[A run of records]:
------------

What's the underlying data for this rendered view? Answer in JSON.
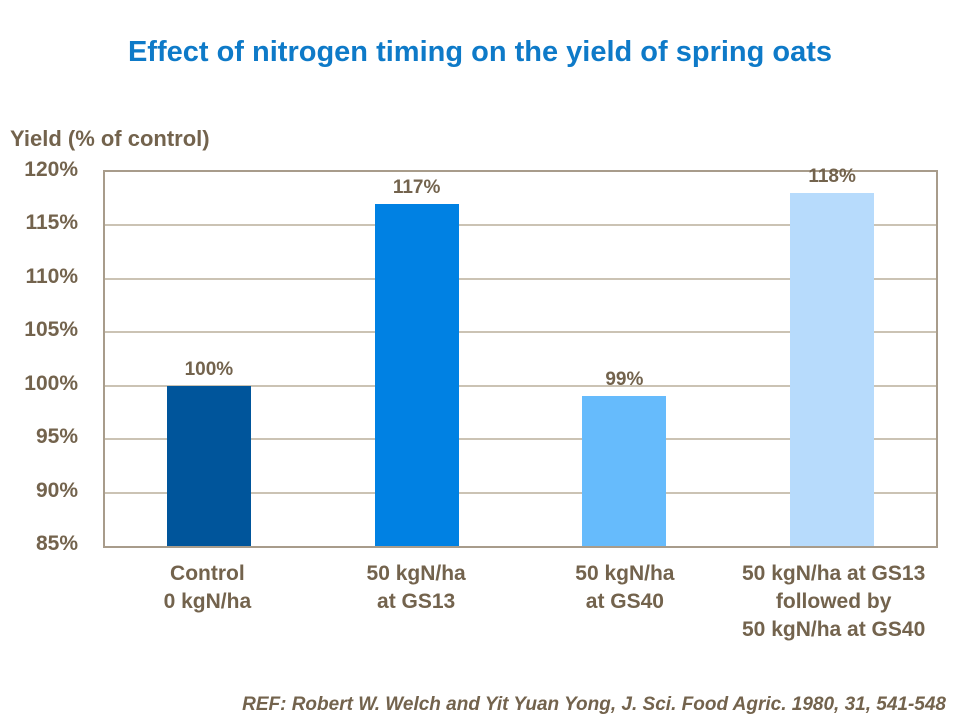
{
  "title": "Effect of nitrogen timing on the yield of spring oats",
  "y_axis_title": "Yield (% of control)",
  "reference": "REF: Robert W. Welch and Yit Yuan Yong, J. Sci. Food Agric. 1980, 31, 541-548",
  "colors": {
    "title_blue": "#0E7AC8",
    "text_brown": "#73634D",
    "gridline": "#CBC3B4",
    "plot_border": "#A89C8B",
    "background": "#FFFFFF"
  },
  "chart_data": {
    "type": "bar",
    "title": "Effect of nitrogen timing on the yield of spring oats",
    "ylabel": "Yield (% of control)",
    "xlabel": "",
    "categories": [
      "Control\n0 kgN/ha",
      "50 kgN/ha\nat GS13",
      "50 kgN/ha\nat GS40",
      "50 kgN/ha at GS13\nfollowed by\n50 kgN/ha at GS40"
    ],
    "values": [
      100,
      117,
      99,
      118
    ],
    "data_labels": [
      "100%",
      "117%",
      "99%",
      "118%"
    ],
    "bar_colors": [
      "#00559B",
      "#0081E3",
      "#66BBFC",
      "#B7DBFC"
    ],
    "ylim": [
      85,
      120
    ],
    "yticks": [
      {
        "label": "120%",
        "value": 120
      },
      {
        "label": "115%",
        "value": 115
      },
      {
        "label": "110%",
        "value": 110
      },
      {
        "label": "105%",
        "value": 105
      },
      {
        "label": "100%",
        "value": 100
      },
      {
        "label": "95%",
        "value": 95
      },
      {
        "label": "90%",
        "value": 90
      },
      {
        "label": "85%",
        "value": 85
      }
    ],
    "grid": true,
    "legend": false
  }
}
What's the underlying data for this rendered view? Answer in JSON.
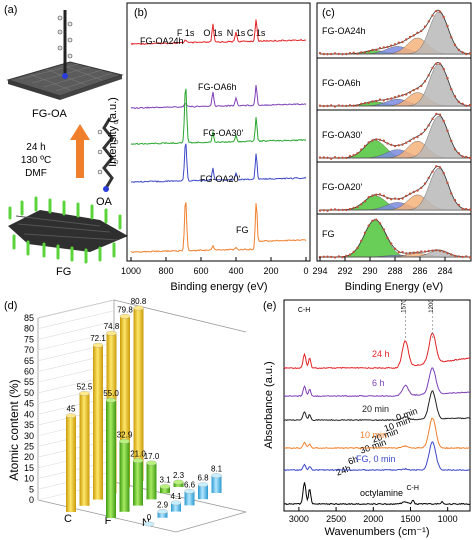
{
  "panels": {
    "a": {
      "letter": "(a)",
      "top_label": "FG-OA",
      "conditions": [
        "24 h",
        "130 ºC",
        "DMF"
      ],
      "molecule_label": "OA",
      "bottom_label": "FG"
    }
  },
  "colors": {
    "fg": "#f07f2c",
    "oa20": "#3b49c6",
    "oa30": "#27a62b",
    "oa6h": "#7e3fb7",
    "oa24h": "#e32427",
    "fit_green": "#4ec63a",
    "fit_orange": "#f4b27a",
    "fit_blue": "#7b89e0",
    "fit_grey": "#b9b9b9",
    "bar_C": "#f2c81e",
    "bar_F": "#6fcf2e",
    "bar_N": "#6fc6f0",
    "arrow": "#f07f2c"
  },
  "chart_data": [
    {
      "panel": "(b)",
      "type": "line",
      "xlabel": "Binding energy (eV)",
      "ylabel": "Intensity (a.u.)",
      "xlim": [
        1000,
        0
      ],
      "x_ticks": [
        1000,
        800,
        600,
        400,
        200,
        0
      ],
      "peak_labels": [
        "F 1s",
        "O 1s",
        "N 1s",
        "C 1s"
      ],
      "peak_positions_eV": [
        688,
        532,
        400,
        285
      ],
      "series": [
        {
          "name": "FG-OA24h"
        },
        {
          "name": "FG-OA6h"
        },
        {
          "name": "FG-OA30'"
        },
        {
          "name": "FG-OA20'"
        },
        {
          "name": "FG"
        }
      ]
    },
    {
      "panel": "(c)",
      "type": "line",
      "xlabel": "Binding Energy (eV)",
      "xlim": [
        294,
        282
      ],
      "x_ticks": [
        294,
        292,
        290,
        288,
        286,
        284
      ],
      "series": [
        {
          "name": "FG-OA24h"
        },
        {
          "name": "FG-OA6h"
        },
        {
          "name": "FG-OA30'"
        },
        {
          "name": "FG-OA20'"
        },
        {
          "name": "FG"
        }
      ]
    },
    {
      "panel": "(d)",
      "type": "bar",
      "ylabel": "Atomic content (%)",
      "ylim": [
        0,
        85
      ],
      "y_ticks": [
        0,
        5,
        10,
        15,
        20,
        25,
        30,
        35,
        40,
        45,
        50,
        55,
        60,
        65,
        70,
        75,
        80,
        85
      ],
      "categories": [
        "C",
        "F",
        "N"
      ],
      "depth_labels": [
        "24h",
        "6h",
        "30 min",
        "20 min",
        "10 min",
        "0 min"
      ],
      "values": {
        "C": [
          45,
          52.5,
          72.1,
          74.8,
          79.8,
          80.8
        ],
        "F": [
          55.0,
          32.9,
          21.0,
          17.0,
          3.1,
          2.3
        ],
        "N": [
          0.0,
          2.9,
          4.1,
          6.6,
          6.8,
          8.1
        ]
      }
    },
    {
      "panel": "(e)",
      "type": "line",
      "xlabel": "Wavenumbers (cm⁻¹)",
      "ylabel": "Absorbance (a.u.)",
      "xlim": [
        3200,
        700
      ],
      "x_ticks": [
        3000,
        2500,
        2000,
        1500,
        1000
      ],
      "top_annotations": [
        "C-H",
        "1570",
        "1200"
      ],
      "band_label": "C-H",
      "series": [
        {
          "name": "24 h"
        },
        {
          "name": "6 h"
        },
        {
          "name": "20 min"
        },
        {
          "name": "10 min"
        },
        {
          "name": "FG, 0 min"
        },
        {
          "name": "octylamine"
        }
      ]
    }
  ]
}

------------

Reproduce the records, all of them, word for word; omit the pictures.

What's the underlying data for this rendered view? Answer in JSON.
{
  "title": "Effect of nitrogen timing on the yield of spring oats",
  "y_axis_title": "Yield (% of control)",
  "reference": "REF: Robert W. Welch and Yit Yuan Yong, J. Sci. Food Agric. 1980, 31, 541-548",
  "colors": {
    "title_blue": "#0E7AC8",
    "text_brown": "#73634D",
    "gridline": "#CBC3B4",
    "plot_border": "#A89C8B",
    "background": "#FFFFFF"
  },
  "chart_data": {
    "type": "bar",
    "title": "Effect of nitrogen timing on the yield of spring oats",
    "ylabel": "Yield (% of control)",
    "xlabel": "",
    "categories": [
      "Control\n0 kgN/ha",
      "50 kgN/ha\nat GS13",
      "50 kgN/ha\nat GS40",
      "50 kgN/ha at GS13\nfollowed by\n50 kgN/ha at GS40"
    ],
    "values": [
      100,
      117,
      99,
      118
    ],
    "data_labels": [
      "100%",
      "117%",
      "99%",
      "118%"
    ],
    "bar_colors": [
      "#00559B",
      "#0081E3",
      "#66BBFC",
      "#B7DBFC"
    ],
    "ylim": [
      85,
      120
    ],
    "yticks": [
      {
        "label": "120%",
        "value": 120
      },
      {
        "label": "115%",
        "value": 115
      },
      {
        "label": "110%",
        "value": 110
      },
      {
        "label": "105%",
        "value": 105
      },
      {
        "label": "100%",
        "value": 100
      },
      {
        "label": "95%",
        "value": 95
      },
      {
        "label": "90%",
        "value": 90
      },
      {
        "label": "85%",
        "value": 85
      }
    ],
    "grid": true,
    "legend": false
  }
}
What's the underlying data for this rendered view? Answer in JSON.
{
  "panels": {
    "a": {
      "letter": "(a)",
      "top_label": "FG-OA",
      "conditions": [
        "24 h",
        "130 ºC",
        "DMF"
      ],
      "molecule_label": "OA",
      "bottom_label": "FG"
    }
  },
  "colors": {
    "fg": "#f07f2c",
    "oa20": "#3b49c6",
    "oa30": "#27a62b",
    "oa6h": "#7e3fb7",
    "oa24h": "#e32427",
    "fit_green": "#4ec63a",
    "fit_orange": "#f4b27a",
    "fit_blue": "#7b89e0",
    "fit_grey": "#b9b9b9",
    "bar_C": "#f2c81e",
    "bar_F": "#6fcf2e",
    "bar_N": "#6fc6f0",
    "arrow": "#f07f2c"
  },
  "chart_data": [
    {
      "panel": "(b)",
      "type": "line",
      "xlabel": "Binding energy (eV)",
      "ylabel": "Intensity (a.u.)",
      "xlim": [
        1000,
        0
      ],
      "x_ticks": [
        1000,
        800,
        600,
        400,
        200,
        0
      ],
      "peak_labels": [
        "F 1s",
        "O 1s",
        "N 1s",
        "C 1s"
      ],
      "peak_positions_eV": [
        688,
        532,
        400,
        285
      ],
      "series": [
        {
          "name": "FG-OA24h"
        },
        {
          "name": "FG-OA6h"
        },
        {
          "name": "FG-OA30'"
        },
        {
          "name": "FG-OA20'"
        },
        {
          "name": "FG"
        }
      ]
    },
    {
      "panel": "(c)",
      "type": "line",
      "xlabel": "Binding Energy (eV)",
      "xlim": [
        294,
        282
      ],
      "x_ticks": [
        294,
        292,
        290,
        288,
        286,
        284
      ],
      "series": [
        {
          "name": "FG-OA24h"
        },
        {
          "name": "FG-OA6h"
        },
        {
          "name": "FG-OA30'"
        },
        {
          "name": "FG-OA20'"
        },
        {
          "name": "FG"
        }
      ]
    },
    {
      "panel": "(d)",
      "type": "bar",
      "ylabel": "Atomic content (%)",
      "ylim": [
        0,
        85
      ],
      "y_ticks": [
        0,
        5,
        10,
        15,
        20,
        25,
        30,
        35,
        40,
        45,
        50,
        55,
        60,
        65,
        70,
        75,
        80,
        85
      ],
      "categories": [
        "C",
        "F",
        "N"
      ],
      "depth_labels": [
        "24h",
        "6h",
        "30 min",
        "20 min",
        "10 min",
        "0 min"
      ],
      "values": {
        "C": [
          45,
          52.5,
          72.1,
          74.8,
          79.8,
          80.8
        ],
        "F": [
          55.0,
          32.9,
          21.0,
          17.0,
          3.1,
          2.3
        ],
        "N": [
          0.0,
          2.9,
          4.1,
          6.6,
          6.8,
          8.1
        ]
      }
    },
    {
      "panel": "(e)",
      "type": "line",
      "xlabel": "Wavenumbers (cm⁻¹)",
      "ylabel": "Absorbance (a.u.)",
      "xlim": [
        3200,
        700
      ],
      "x_ticks": [
        3000,
        2500,
        2000,
        1500,
        1000
      ],
      "top_annotations": [
        "C-H",
        "1570",
        "1200"
      ],
      "band_label": "C-H",
      "series": [
        {
          "name": "24 h"
        },
        {
          "name": "6 h"
        },
        {
          "name": "20 min"
        },
        {
          "name": "10 min"
        },
        {
          "name": "FG, 0 min"
        },
        {
          "name": "octylamine"
        }
      ]
    }
  ]
}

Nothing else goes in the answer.